__Short task__
Quote all entries in full, exactly.

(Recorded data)
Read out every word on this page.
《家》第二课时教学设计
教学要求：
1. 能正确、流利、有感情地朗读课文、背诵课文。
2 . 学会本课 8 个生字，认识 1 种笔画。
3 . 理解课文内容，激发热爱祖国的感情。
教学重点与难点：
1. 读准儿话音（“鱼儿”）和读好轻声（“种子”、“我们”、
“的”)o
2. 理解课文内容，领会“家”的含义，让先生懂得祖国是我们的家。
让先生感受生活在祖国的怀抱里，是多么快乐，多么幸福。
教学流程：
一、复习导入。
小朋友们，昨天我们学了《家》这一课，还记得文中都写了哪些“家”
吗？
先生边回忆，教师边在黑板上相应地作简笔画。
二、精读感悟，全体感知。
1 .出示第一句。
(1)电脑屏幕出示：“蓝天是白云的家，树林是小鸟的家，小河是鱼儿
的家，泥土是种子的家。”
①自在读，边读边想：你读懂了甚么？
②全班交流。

__Result of the task__
Read out every word on this page.
《家》第二课时教学设计
教学要求：
1. 能正确、流利、有感情地朗读课文、背诵课文。
2 . 学会本课 8 个生字，认识 1 种笔画。
3 . 理解课文内容，激发热爱祖国的感情。
教学重点与难点：
1. 读准儿话音（“鱼儿”）和读好轻声（“种子”、“我们”、
“的”)o
2. 理解课文内容，领会“家”的含义，让先生懂得祖国是我们的家。
让先生感受生活在祖国的怀抱里，是多么快乐，多么幸福。
教学流程：
一、复习导入。
小朋友们，昨天我们学了《家》这一课，还记得文中都写了哪些“家”
吗？
先生边回忆，教师边在黑板上相应地作简笔画。
二、精读感悟，全体感知。
1 .出示第一句。
(1)电脑屏幕出示：“蓝天是白云的家，树林是小鸟的家，小河是鱼儿
的家，泥土是种子的家。”
①自在读，边读边想：你读懂了甚么？
②全班交流。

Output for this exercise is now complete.